Provided data
:::::

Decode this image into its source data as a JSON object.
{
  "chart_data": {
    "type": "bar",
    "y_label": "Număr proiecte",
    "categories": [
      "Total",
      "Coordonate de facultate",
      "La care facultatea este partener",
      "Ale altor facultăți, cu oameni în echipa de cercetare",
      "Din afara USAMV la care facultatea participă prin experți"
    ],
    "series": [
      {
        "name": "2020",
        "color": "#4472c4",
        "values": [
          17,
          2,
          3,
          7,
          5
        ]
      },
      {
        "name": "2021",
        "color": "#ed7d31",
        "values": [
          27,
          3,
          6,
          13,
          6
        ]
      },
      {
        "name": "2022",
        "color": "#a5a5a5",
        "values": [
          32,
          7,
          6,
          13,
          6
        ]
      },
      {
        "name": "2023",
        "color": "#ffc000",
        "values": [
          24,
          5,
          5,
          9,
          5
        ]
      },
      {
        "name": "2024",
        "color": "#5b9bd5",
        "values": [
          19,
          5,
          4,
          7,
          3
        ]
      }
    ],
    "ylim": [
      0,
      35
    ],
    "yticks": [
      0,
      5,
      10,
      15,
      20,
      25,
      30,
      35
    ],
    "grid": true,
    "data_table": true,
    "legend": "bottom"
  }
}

:::::

Problem to solve
Among the lines of the data, identify those with the word "facultatea". Copy each of them.

Solution for this exercise
      "La care facultatea este partener",
      "Din afara USAMV la care facultatea participă prin experți"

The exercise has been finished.